| Task instructions |
The lines to be extracted begin at the line containing "What data populates" and end at the last line of the data below; copy them exactly and leave out the pictures.

Figure record listings:
* * * * * * * * *

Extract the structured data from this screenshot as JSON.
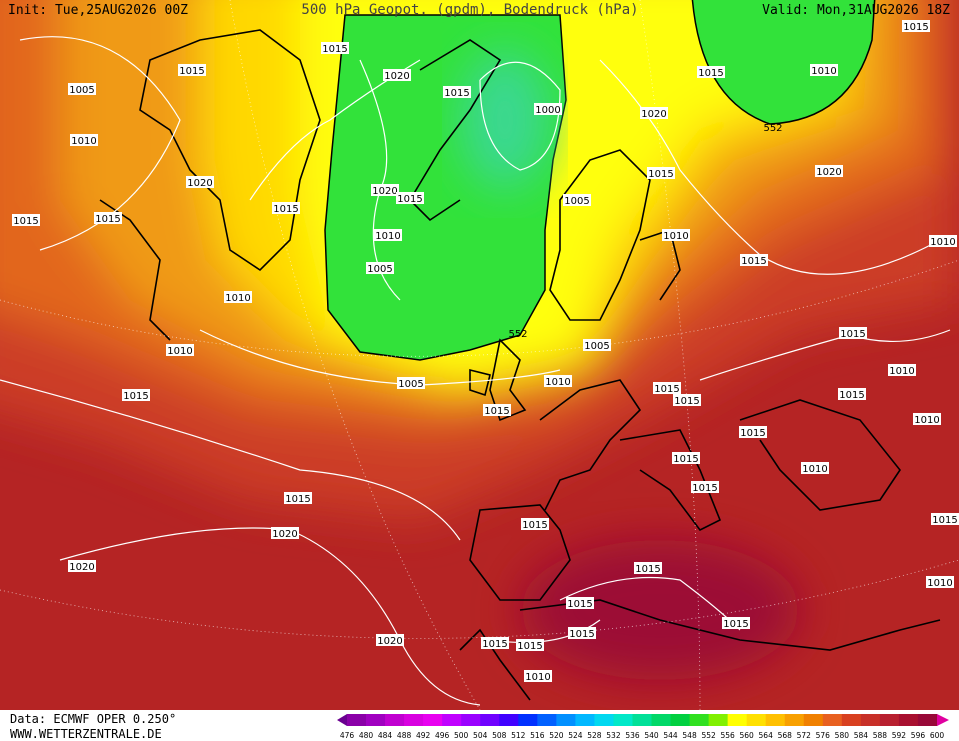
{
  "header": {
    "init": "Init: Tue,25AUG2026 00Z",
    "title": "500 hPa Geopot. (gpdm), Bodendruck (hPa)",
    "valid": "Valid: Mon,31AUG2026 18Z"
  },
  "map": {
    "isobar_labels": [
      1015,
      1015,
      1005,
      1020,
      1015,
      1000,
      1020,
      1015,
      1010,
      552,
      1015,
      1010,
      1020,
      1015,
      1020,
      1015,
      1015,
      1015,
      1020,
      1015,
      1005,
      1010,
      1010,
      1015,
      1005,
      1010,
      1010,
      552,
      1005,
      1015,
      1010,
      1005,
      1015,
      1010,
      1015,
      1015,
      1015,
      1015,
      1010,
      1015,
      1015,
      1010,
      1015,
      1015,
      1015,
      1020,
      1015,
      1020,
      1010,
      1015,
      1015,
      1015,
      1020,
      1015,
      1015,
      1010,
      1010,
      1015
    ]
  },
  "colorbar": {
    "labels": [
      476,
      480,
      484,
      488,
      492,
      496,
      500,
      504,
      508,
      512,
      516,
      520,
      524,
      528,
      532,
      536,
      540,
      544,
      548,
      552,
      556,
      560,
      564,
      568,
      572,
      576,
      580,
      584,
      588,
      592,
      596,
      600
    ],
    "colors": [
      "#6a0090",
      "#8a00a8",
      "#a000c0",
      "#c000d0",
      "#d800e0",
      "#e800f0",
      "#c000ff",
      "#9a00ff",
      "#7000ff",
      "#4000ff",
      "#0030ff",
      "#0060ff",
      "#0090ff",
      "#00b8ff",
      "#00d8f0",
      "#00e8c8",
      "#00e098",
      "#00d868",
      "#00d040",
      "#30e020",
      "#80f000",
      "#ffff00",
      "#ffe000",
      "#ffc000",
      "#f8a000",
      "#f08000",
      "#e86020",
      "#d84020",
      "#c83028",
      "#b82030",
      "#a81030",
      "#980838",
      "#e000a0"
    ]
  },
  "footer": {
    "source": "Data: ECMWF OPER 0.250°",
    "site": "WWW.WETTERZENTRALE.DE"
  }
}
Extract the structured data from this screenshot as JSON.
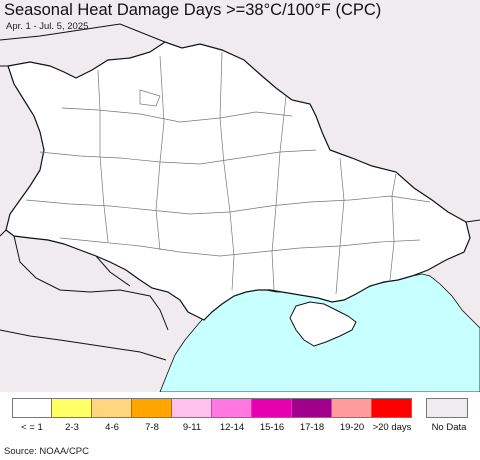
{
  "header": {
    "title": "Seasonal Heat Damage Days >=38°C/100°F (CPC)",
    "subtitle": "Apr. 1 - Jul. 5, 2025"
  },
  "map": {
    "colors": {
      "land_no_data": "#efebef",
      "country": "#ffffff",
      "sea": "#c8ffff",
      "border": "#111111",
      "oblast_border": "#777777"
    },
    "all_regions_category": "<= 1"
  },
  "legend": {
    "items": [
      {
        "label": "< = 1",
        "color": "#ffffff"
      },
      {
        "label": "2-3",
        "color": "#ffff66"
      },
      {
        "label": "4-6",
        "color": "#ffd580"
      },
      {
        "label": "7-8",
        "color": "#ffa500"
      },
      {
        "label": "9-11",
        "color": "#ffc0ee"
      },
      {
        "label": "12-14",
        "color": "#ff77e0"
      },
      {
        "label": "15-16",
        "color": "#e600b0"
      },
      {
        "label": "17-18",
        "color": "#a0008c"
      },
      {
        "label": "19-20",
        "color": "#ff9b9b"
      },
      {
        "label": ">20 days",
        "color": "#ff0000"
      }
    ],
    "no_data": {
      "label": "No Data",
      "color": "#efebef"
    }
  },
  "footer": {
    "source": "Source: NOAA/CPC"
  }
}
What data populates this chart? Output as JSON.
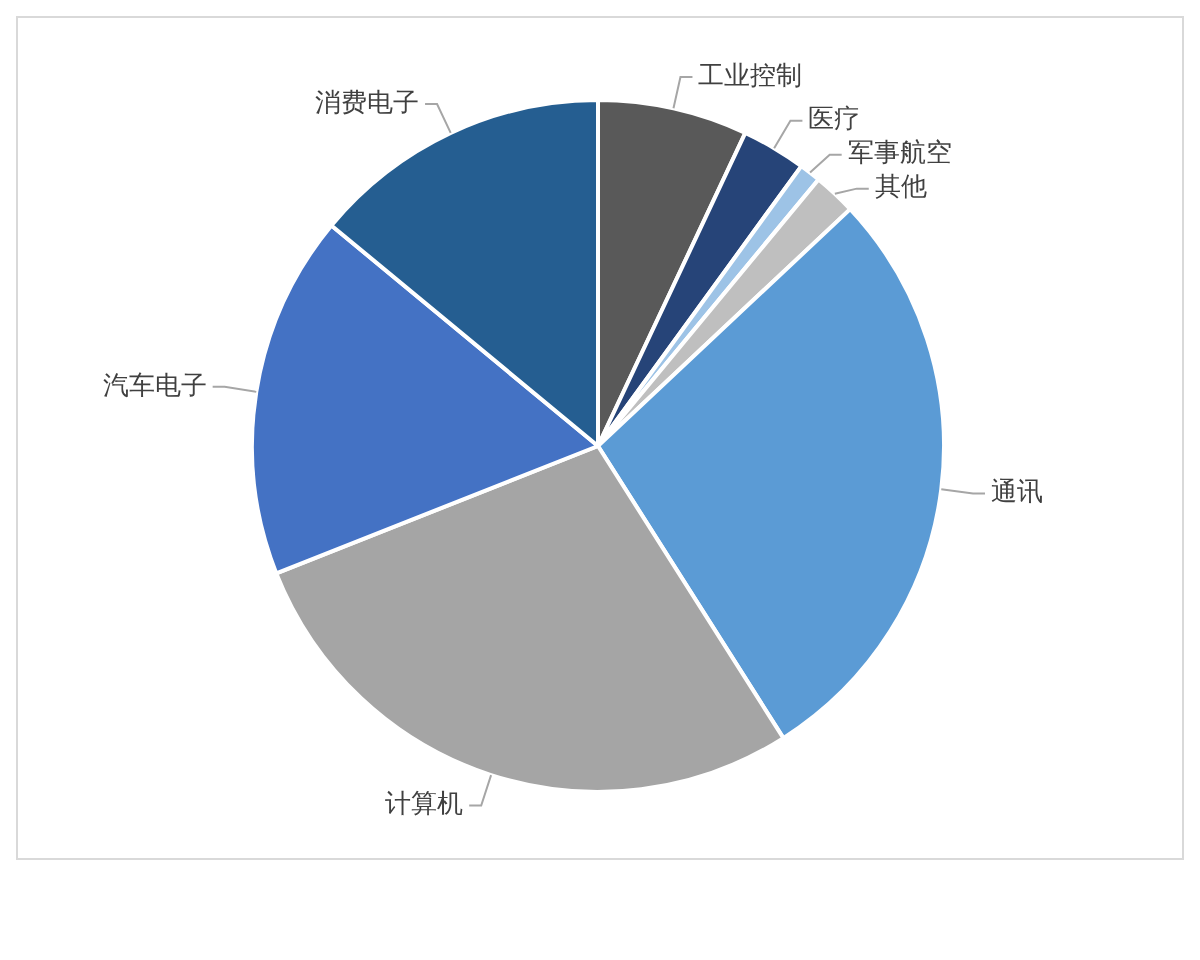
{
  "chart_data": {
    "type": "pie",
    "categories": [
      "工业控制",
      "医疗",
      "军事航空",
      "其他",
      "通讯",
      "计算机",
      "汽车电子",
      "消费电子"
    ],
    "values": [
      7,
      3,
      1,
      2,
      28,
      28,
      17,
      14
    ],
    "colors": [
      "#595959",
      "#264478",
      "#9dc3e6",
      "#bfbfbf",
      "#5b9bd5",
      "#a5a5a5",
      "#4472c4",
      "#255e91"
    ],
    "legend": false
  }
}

* * * * * * * * *

| Correct response |
What data populates this chart? Output as JSON.
{
  "chart_data": {
    "type": "pie",
    "categories": [
      "工业控制",
      "医疗",
      "军事航空",
      "其他",
      "通讯",
      "计算机",
      "汽车电子",
      "消费电子"
    ],
    "values": [
      7,
      3,
      1,
      2,
      28,
      28,
      17,
      14
    ],
    "colors": [
      "#595959",
      "#264478",
      "#9dc3e6",
      "#bfbfbf",
      "#5b9bd5",
      "#a5a5a5",
      "#4472c4",
      "#255e91"
    ],
    "legend": false
  }
}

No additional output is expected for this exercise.